» **TASK REQUIREMENTS**
Count every line where "items" shows up, and give that number only.

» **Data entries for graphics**
——

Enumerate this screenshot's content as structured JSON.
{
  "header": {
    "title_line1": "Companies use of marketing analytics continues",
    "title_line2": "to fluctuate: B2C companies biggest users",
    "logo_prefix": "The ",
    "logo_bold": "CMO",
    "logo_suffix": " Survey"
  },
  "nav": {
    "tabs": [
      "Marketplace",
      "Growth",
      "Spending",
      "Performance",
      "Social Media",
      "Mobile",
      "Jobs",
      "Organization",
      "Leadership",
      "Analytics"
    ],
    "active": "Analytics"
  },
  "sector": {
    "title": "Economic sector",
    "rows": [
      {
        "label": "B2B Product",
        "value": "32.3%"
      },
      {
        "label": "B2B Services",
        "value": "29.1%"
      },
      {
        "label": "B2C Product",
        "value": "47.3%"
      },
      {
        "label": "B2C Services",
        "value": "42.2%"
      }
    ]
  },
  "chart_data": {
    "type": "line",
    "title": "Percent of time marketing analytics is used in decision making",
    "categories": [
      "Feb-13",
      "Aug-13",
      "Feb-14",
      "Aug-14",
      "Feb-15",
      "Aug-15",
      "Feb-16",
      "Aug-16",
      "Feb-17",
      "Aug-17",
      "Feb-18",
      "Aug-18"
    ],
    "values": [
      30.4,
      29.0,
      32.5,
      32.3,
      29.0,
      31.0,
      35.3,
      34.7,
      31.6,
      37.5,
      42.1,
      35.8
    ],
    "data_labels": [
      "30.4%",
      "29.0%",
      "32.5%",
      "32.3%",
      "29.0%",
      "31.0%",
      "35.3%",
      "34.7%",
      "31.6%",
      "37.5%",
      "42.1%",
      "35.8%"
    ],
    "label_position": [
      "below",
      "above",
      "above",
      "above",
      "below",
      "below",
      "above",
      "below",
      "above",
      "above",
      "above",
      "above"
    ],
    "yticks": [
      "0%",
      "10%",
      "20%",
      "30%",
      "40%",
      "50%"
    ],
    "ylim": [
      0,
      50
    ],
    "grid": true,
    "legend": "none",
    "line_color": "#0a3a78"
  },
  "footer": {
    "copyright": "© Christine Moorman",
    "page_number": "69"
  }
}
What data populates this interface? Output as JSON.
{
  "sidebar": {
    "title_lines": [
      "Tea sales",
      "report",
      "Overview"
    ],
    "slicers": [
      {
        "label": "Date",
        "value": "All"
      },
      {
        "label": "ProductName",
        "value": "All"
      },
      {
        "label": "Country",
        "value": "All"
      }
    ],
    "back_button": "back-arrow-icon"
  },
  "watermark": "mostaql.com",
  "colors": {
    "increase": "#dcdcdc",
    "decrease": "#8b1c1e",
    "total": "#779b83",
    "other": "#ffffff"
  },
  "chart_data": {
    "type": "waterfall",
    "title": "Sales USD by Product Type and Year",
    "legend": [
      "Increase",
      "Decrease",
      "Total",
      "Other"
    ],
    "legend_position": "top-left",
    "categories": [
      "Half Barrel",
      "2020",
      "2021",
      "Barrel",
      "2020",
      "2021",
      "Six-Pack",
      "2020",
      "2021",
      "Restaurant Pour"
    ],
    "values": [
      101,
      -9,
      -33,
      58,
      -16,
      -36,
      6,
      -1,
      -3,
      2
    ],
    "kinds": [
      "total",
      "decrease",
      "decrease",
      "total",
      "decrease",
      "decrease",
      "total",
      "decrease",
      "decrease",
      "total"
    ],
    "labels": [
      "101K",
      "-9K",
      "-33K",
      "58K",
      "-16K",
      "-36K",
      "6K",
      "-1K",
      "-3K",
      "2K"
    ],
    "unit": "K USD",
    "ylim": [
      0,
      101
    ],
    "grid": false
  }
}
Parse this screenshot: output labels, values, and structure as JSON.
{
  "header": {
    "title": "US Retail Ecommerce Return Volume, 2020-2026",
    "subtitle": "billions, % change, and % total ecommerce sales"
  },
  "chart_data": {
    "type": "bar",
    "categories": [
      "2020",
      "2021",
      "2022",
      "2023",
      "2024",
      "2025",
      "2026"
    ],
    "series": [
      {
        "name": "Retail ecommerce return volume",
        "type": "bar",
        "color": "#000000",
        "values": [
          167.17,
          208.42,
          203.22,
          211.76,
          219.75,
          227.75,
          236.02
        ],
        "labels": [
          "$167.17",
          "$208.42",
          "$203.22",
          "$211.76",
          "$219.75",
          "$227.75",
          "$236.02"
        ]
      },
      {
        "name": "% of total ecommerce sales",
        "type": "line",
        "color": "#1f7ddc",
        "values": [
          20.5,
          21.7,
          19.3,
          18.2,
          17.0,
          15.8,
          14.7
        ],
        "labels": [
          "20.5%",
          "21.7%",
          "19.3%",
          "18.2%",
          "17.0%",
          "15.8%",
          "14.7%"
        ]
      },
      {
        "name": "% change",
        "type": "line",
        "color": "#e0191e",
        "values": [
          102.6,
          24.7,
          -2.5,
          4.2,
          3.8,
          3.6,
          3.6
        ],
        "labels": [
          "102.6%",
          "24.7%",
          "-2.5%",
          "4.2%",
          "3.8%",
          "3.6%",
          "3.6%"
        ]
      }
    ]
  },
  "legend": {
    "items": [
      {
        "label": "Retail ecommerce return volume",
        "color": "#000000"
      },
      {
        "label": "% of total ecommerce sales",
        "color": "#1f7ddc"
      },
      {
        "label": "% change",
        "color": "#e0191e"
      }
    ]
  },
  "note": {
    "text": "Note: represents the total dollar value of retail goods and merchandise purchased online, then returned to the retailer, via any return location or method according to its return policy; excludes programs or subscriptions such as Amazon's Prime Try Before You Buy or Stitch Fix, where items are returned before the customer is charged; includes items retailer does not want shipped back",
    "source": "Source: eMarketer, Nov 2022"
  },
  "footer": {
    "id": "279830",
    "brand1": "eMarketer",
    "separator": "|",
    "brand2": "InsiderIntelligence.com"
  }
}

——

» **WRITTEN SOLUTION**
2